▶ **Given task**: Only lines holding the string "true" are wanted; copy each one from the material.

══ Entries provided ══

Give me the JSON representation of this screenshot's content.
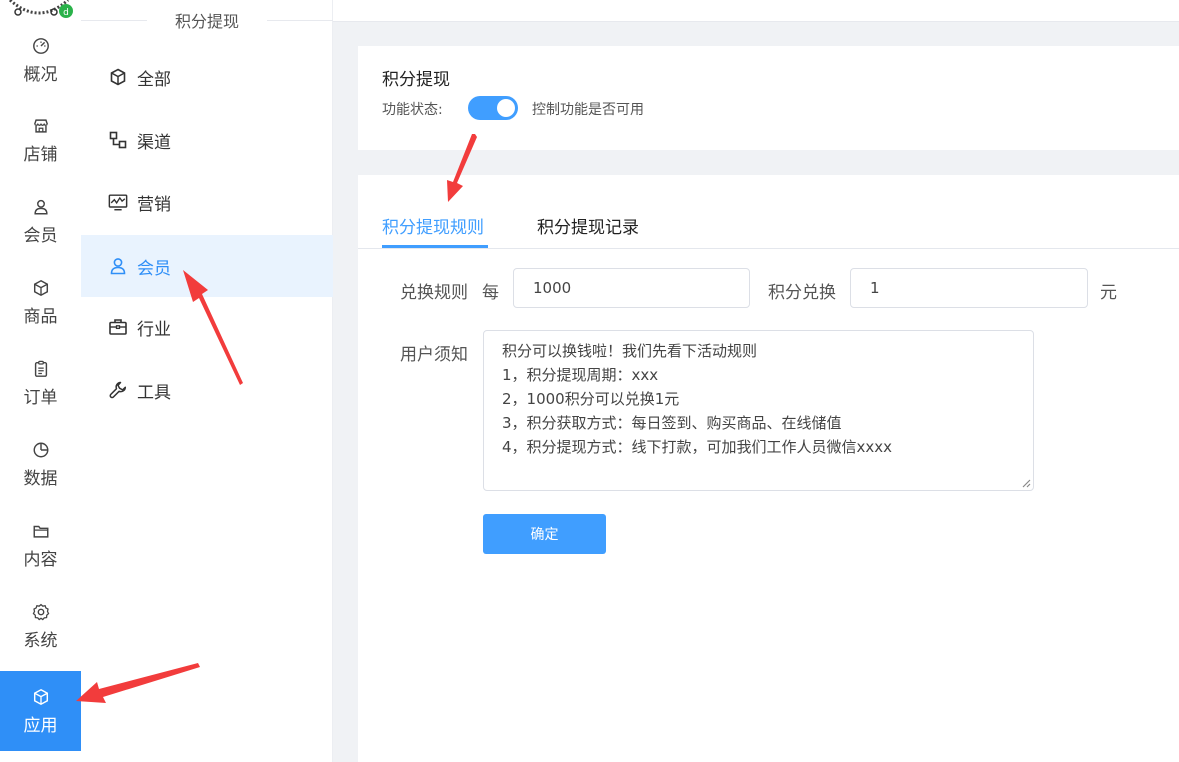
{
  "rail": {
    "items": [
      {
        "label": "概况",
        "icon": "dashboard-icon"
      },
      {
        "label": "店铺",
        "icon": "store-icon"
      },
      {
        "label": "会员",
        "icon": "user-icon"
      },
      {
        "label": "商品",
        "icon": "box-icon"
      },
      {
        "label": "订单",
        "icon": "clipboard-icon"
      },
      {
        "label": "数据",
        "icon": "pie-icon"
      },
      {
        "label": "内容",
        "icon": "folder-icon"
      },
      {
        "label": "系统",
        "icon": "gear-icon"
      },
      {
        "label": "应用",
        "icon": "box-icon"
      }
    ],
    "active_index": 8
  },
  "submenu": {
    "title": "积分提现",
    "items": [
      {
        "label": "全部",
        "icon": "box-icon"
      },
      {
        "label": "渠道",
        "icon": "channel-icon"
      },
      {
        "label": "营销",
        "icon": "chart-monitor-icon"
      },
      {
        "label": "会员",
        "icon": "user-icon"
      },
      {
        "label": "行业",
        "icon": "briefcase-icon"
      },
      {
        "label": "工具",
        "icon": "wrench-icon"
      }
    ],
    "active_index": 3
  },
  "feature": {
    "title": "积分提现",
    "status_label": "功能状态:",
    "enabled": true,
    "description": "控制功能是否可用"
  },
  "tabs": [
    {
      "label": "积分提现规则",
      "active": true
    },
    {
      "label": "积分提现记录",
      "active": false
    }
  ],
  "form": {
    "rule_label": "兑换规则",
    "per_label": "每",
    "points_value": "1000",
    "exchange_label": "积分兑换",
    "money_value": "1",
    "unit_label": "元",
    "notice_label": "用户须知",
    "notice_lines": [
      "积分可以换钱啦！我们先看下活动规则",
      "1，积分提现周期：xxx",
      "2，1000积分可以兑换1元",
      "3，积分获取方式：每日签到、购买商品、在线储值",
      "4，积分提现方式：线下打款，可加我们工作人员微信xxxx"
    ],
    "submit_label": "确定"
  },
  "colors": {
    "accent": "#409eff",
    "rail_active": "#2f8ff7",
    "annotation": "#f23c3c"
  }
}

═══
══ Entries provided ══

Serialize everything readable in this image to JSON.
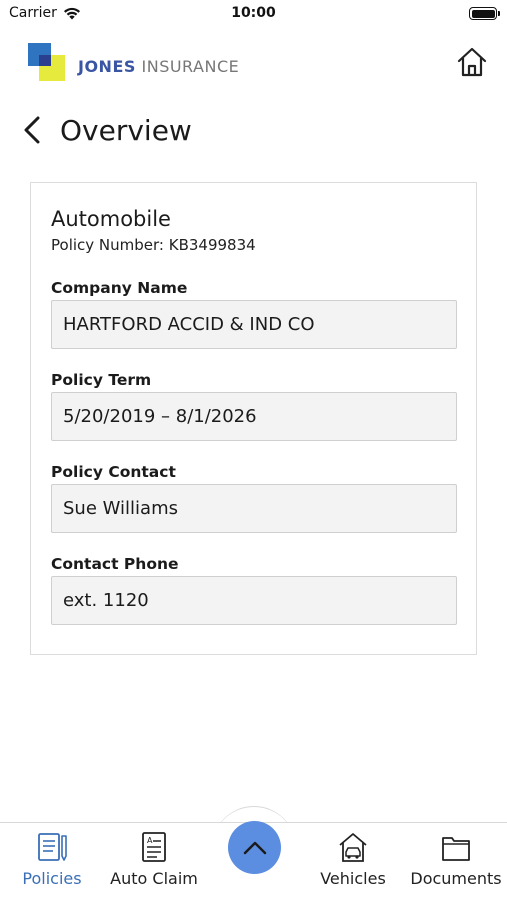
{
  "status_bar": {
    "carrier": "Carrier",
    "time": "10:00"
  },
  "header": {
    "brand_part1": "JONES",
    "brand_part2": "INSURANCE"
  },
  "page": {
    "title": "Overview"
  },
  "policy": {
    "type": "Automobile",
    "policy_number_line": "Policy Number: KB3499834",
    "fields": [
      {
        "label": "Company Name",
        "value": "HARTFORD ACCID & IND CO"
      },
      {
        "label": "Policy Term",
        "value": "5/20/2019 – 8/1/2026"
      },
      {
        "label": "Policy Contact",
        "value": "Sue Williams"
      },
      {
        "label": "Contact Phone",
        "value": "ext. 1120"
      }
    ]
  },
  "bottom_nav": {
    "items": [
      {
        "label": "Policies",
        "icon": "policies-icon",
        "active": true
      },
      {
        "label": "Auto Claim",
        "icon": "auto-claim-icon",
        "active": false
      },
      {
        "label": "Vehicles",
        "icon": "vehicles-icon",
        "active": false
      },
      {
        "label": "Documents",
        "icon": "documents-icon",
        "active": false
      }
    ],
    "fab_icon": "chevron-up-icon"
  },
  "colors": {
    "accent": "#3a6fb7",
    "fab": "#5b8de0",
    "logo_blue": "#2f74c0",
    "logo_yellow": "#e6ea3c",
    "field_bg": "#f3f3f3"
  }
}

═══

▶ **Answer in full**:
    "enabled": true,
      "active": true
        "active": true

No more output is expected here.